Stored data:
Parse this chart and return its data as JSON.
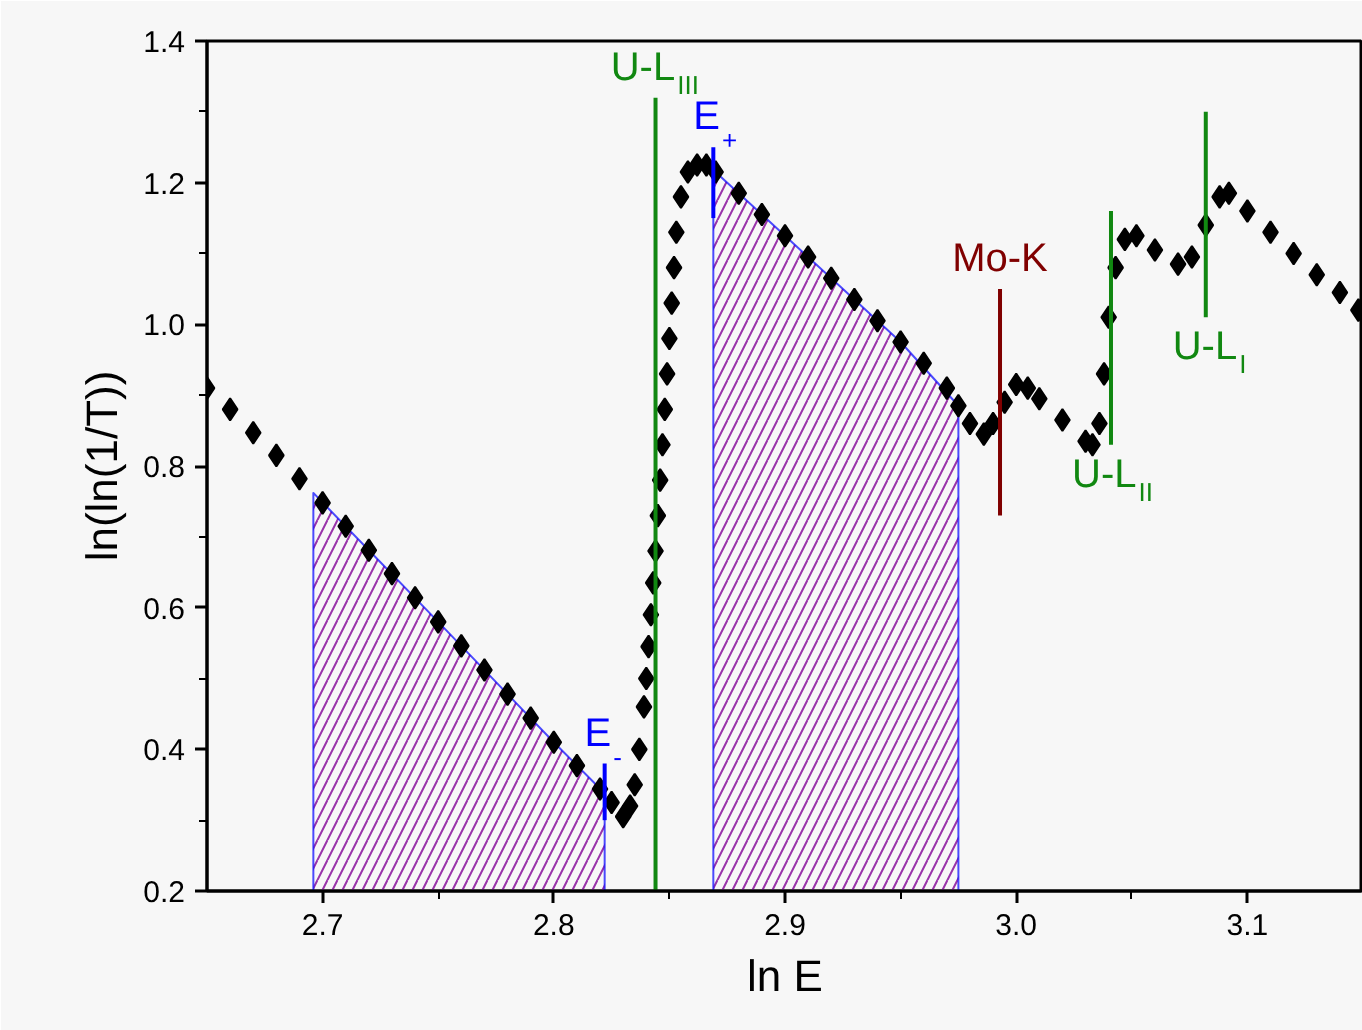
{
  "chart_data": {
    "type": "scatter",
    "xlabel": "ln E",
    "ylabel": "ln(ln(1/T))",
    "xlim": [
      2.65,
      3.15
    ],
    "ylim": [
      0.2,
      1.4
    ],
    "xticks": [
      2.7,
      2.8,
      2.9,
      {
        "value": 3,
        "label": "3.0"
      },
      3.1
    ],
    "yticks": [
      0.2,
      0.4,
      0.6,
      0.8,
      {
        "value": 1,
        "label": "1.0"
      },
      1.2,
      1.4
    ],
    "grid": false,
    "series": [
      {
        "type": "area",
        "color": "#9933aa",
        "x": [
          2.696,
          2.72,
          2.75,
          2.78,
          2.8,
          2.822
        ],
        "values": [
          0.762,
          0.681,
          0.58,
          0.478,
          0.41,
          0.338
        ]
      },
      {
        "type": "area",
        "color": "#9933aa",
        "x": [
          2.869,
          2.89,
          2.92,
          2.95,
          2.975
        ],
        "values": [
          1.218,
          1.155,
          1.065,
          0.975,
          0.885
        ]
      },
      {
        "marker": "diamond",
        "color": "#000000",
        "x": [
          2.65,
          2.66,
          2.67,
          2.68,
          2.69,
          2.7,
          2.71,
          2.72,
          2.73,
          2.74,
          2.75,
          2.76,
          2.77,
          2.78,
          2.79,
          2.8,
          2.81,
          2.82,
          2.825,
          2.83,
          2.833,
          2.835,
          2.837,
          2.839,
          2.84,
          2.841,
          2.842,
          2.843,
          2.844,
          2.845,
          2.846,
          2.847,
          2.848,
          2.849,
          2.85,
          2.851,
          2.852,
          2.853,
          2.855,
          2.858,
          2.862,
          2.866,
          2.87,
          2.88,
          2.89,
          2.9,
          2.91,
          2.92,
          2.93,
          2.94,
          2.95,
          2.96,
          2.97,
          2.975,
          2.98,
          2.986,
          2.99,
          2.995,
          3.0,
          3.005,
          3.01,
          3.02,
          3.03,
          3.033,
          3.036,
          3.038,
          3.04,
          3.043,
          3.047,
          3.052,
          3.06,
          3.07,
          3.076,
          3.082,
          3.088,
          3.092,
          3.1,
          3.11,
          3.12,
          3.13,
          3.14,
          3.148
        ],
        "values": [
          0.91,
          0.88,
          0.847,
          0.815,
          0.782,
          0.748,
          0.715,
          0.681,
          0.648,
          0.614,
          0.58,
          0.546,
          0.512,
          0.478,
          0.444,
          0.41,
          0.377,
          0.344,
          0.325,
          0.305,
          0.32,
          0.35,
          0.4,
          0.46,
          0.5,
          0.545,
          0.59,
          0.635,
          0.68,
          0.73,
          0.78,
          0.83,
          0.88,
          0.93,
          0.98,
          1.03,
          1.08,
          1.13,
          1.18,
          1.215,
          1.225,
          1.225,
          1.215,
          1.185,
          1.155,
          1.125,
          1.095,
          1.065,
          1.035,
          1.005,
          0.975,
          0.945,
          0.91,
          0.885,
          0.86,
          0.845,
          0.86,
          0.89,
          0.915,
          0.91,
          0.895,
          0.865,
          0.835,
          0.83,
          0.86,
          0.93,
          1.01,
          1.08,
          1.12,
          1.125,
          1.105,
          1.085,
          1.095,
          1.14,
          1.18,
          1.185,
          1.16,
          1.13,
          1.1,
          1.07,
          1.045,
          1.02
        ]
      },
      {
        "type": "line",
        "color": "#118811",
        "x": [
          2.844,
          2.844
        ],
        "values": [
          0.2,
          1.32
        ]
      },
      {
        "type": "line",
        "color": "#0000ff",
        "x": [
          2.822,
          2.822
        ],
        "values": [
          0.3,
          0.38
        ]
      },
      {
        "type": "line",
        "color": "#0000ff",
        "x": [
          2.869,
          2.869
        ],
        "values": [
          1.15,
          1.25
        ]
      },
      {
        "type": "line",
        "color": "#800000",
        "x": [
          2.993,
          2.993
        ],
        "values": [
          0.73,
          1.05
        ]
      },
      {
        "type": "line",
        "color": "#118811",
        "x": [
          3.041,
          3.041
        ],
        "values": [
          0.83,
          1.16
        ]
      },
      {
        "type": "line",
        "color": "#118811",
        "x": [
          3.082,
          3.082
        ],
        "values": [
          1.01,
          1.3
        ]
      }
    ],
    "annotations": [
      {
        "text": "U-L$_{III}$",
        "x": 2.844,
        "y": 1.32
      },
      {
        "text": "E$_{+}$",
        "x": 2.869,
        "y": 1.25
      },
      {
        "text": "Mo-K",
        "x": 2.993,
        "y": 1.05
      },
      {
        "text": "U-L$_{II}$",
        "x": 3.041,
        "y": 0.83
      },
      {
        "text": "U-L$_{I}$",
        "x": 3.082,
        "y": 1.01
      },
      {
        "text": "E$_{-}$",
        "x": 2.822,
        "y": 0.38
      }
    ]
  }
}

* Short task
Leave the images out, please, and restate each line word for word.

* Answer to the exercise
Parse this chart and return its data as JSON.
{
  "chart_data": {
    "type": "scatter",
    "xlabel": "ln E",
    "ylabel": "ln(ln(1/T))",
    "xlim": [
      2.65,
      3.15
    ],
    "ylim": [
      0.2,
      1.4
    ],
    "xticks": [
      2.7,
      2.8,
      2.9,
      {
        "value": 3,
        "label": "3.0"
      },
      3.1
    ],
    "yticks": [
      0.2,
      0.4,
      0.6,
      0.8,
      {
        "value": 1,
        "label": "1.0"
      },
      1.2,
      1.4
    ],
    "grid": false,
    "series": [
      {
        "type": "area",
        "color": "#9933aa",
        "x": [
          2.696,
          2.72,
          2.75,
          2.78,
          2.8,
          2.822
        ],
        "values": [
          0.762,
          0.681,
          0.58,
          0.478,
          0.41,
          0.338
        ]
      },
      {
        "type": "area",
        "color": "#9933aa",
        "x": [
          2.869,
          2.89,
          2.92,
          2.95,
          2.975
        ],
        "values": [
          1.218,
          1.155,
          1.065,
          0.975,
          0.885
        ]
      },
      {
        "marker": "diamond",
        "color": "#000000",
        "x": [
          2.65,
          2.66,
          2.67,
          2.68,
          2.69,
          2.7,
          2.71,
          2.72,
          2.73,
          2.74,
          2.75,
          2.76,
          2.77,
          2.78,
          2.79,
          2.8,
          2.81,
          2.82,
          2.825,
          2.83,
          2.833,
          2.835,
          2.837,
          2.839,
          2.84,
          2.841,
          2.842,
          2.843,
          2.844,
          2.845,
          2.846,
          2.847,
          2.848,
          2.849,
          2.85,
          2.851,
          2.852,
          2.853,
          2.855,
          2.858,
          2.862,
          2.866,
          2.87,
          2.88,
          2.89,
          2.9,
          2.91,
          2.92,
          2.93,
          2.94,
          2.95,
          2.96,
          2.97,
          2.975,
          2.98,
          2.986,
          2.99,
          2.995,
          3.0,
          3.005,
          3.01,
          3.02,
          3.03,
          3.033,
          3.036,
          3.038,
          3.04,
          3.043,
          3.047,
          3.052,
          3.06,
          3.07,
          3.076,
          3.082,
          3.088,
          3.092,
          3.1,
          3.11,
          3.12,
          3.13,
          3.14,
          3.148
        ],
        "values": [
          0.91,
          0.88,
          0.847,
          0.815,
          0.782,
          0.748,
          0.715,
          0.681,
          0.648,
          0.614,
          0.58,
          0.546,
          0.512,
          0.478,
          0.444,
          0.41,
          0.377,
          0.344,
          0.325,
          0.305,
          0.32,
          0.35,
          0.4,
          0.46,
          0.5,
          0.545,
          0.59,
          0.635,
          0.68,
          0.73,
          0.78,
          0.83,
          0.88,
          0.93,
          0.98,
          1.03,
          1.08,
          1.13,
          1.18,
          1.215,
          1.225,
          1.225,
          1.215,
          1.185,
          1.155,
          1.125,
          1.095,
          1.065,
          1.035,
          1.005,
          0.975,
          0.945,
          0.91,
          0.885,
          0.86,
          0.845,
          0.86,
          0.89,
          0.915,
          0.91,
          0.895,
          0.865,
          0.835,
          0.83,
          0.86,
          0.93,
          1.01,
          1.08,
          1.12,
          1.125,
          1.105,
          1.085,
          1.095,
          1.14,
          1.18,
          1.185,
          1.16,
          1.13,
          1.1,
          1.07,
          1.045,
          1.02
        ]
      },
      {
        "type": "line",
        "color": "#118811",
        "x": [
          2.844,
          2.844
        ],
        "values": [
          0.2,
          1.32
        ]
      },
      {
        "type": "line",
        "color": "#0000ff",
        "x": [
          2.822,
          2.822
        ],
        "values": [
          0.3,
          0.38
        ]
      },
      {
        "type": "line",
        "color": "#0000ff",
        "x": [
          2.869,
          2.869
        ],
        "values": [
          1.15,
          1.25
        ]
      },
      {
        "type": "line",
        "color": "#800000",
        "x": [
          2.993,
          2.993
        ],
        "values": [
          0.73,
          1.05
        ]
      },
      {
        "type": "line",
        "color": "#118811",
        "x": [
          3.041,
          3.041
        ],
        "values": [
          0.83,
          1.16
        ]
      },
      {
        "type": "line",
        "color": "#118811",
        "x": [
          3.082,
          3.082
        ],
        "values": [
          1.01,
          1.3
        ]
      }
    ],
    "annotations": [
      {
        "text": "U-L$_{III}$",
        "x": 2.844,
        "y": 1.32
      },
      {
        "text": "E$_{+}$",
        "x": 2.869,
        "y": 1.25
      },
      {
        "text": "Mo-K",
        "x": 2.993,
        "y": 1.05
      },
      {
        "text": "U-L$_{II}$",
        "x": 3.041,
        "y": 0.83
      },
      {
        "text": "U-L$_{I}$",
        "x": 3.082,
        "y": 1.01
      },
      {
        "text": "E$_{-}$",
        "x": 2.822,
        "y": 0.38
      }
    ]
  }
}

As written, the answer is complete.